=== CHALLENGE ===
Count every line in the entries that follow where the word "accent" appears, then state only the total.

=== SUPPLIED RECORDS ===
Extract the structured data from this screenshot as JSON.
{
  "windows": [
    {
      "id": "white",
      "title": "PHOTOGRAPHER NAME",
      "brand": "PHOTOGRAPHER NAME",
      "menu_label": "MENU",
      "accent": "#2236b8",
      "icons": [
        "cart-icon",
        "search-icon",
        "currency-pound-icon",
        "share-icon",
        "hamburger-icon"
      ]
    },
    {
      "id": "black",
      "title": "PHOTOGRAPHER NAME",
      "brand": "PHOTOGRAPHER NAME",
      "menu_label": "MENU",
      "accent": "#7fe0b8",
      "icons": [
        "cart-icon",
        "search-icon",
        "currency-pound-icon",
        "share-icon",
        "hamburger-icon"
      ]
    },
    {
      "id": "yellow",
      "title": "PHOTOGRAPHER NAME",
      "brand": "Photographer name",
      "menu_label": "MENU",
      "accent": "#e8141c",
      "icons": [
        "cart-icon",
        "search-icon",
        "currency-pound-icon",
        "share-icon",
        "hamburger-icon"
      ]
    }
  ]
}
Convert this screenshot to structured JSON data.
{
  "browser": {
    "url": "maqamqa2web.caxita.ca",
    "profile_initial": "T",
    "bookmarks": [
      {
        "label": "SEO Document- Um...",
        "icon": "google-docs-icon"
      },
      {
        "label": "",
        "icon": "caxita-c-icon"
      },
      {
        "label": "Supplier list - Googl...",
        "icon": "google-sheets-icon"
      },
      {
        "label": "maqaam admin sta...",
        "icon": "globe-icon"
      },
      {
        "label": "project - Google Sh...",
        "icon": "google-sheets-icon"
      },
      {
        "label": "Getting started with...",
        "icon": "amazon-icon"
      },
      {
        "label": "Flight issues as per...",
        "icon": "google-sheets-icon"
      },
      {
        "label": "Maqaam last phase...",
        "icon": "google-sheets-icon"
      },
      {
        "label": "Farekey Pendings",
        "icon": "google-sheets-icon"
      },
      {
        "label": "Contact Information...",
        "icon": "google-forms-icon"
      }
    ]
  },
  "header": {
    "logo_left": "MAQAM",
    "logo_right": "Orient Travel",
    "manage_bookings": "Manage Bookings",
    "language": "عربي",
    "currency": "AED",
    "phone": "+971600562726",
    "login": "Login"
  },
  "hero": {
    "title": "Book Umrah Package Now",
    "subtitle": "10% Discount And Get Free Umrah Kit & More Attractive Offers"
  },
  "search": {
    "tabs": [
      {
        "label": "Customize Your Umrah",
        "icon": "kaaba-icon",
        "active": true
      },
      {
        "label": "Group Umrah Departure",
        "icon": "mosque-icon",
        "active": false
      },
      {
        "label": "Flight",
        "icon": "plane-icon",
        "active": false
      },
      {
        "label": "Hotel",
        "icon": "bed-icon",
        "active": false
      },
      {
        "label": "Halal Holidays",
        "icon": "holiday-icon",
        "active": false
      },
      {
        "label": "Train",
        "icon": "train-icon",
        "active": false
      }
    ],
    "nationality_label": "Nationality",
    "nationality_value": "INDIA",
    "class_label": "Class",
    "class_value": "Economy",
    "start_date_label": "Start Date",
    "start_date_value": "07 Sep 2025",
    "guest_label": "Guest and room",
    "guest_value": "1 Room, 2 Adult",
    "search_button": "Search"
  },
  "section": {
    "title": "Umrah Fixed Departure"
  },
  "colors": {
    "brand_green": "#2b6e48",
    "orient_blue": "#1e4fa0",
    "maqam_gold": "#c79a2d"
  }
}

=== ANSWER TO THIS EXERCISE ===
3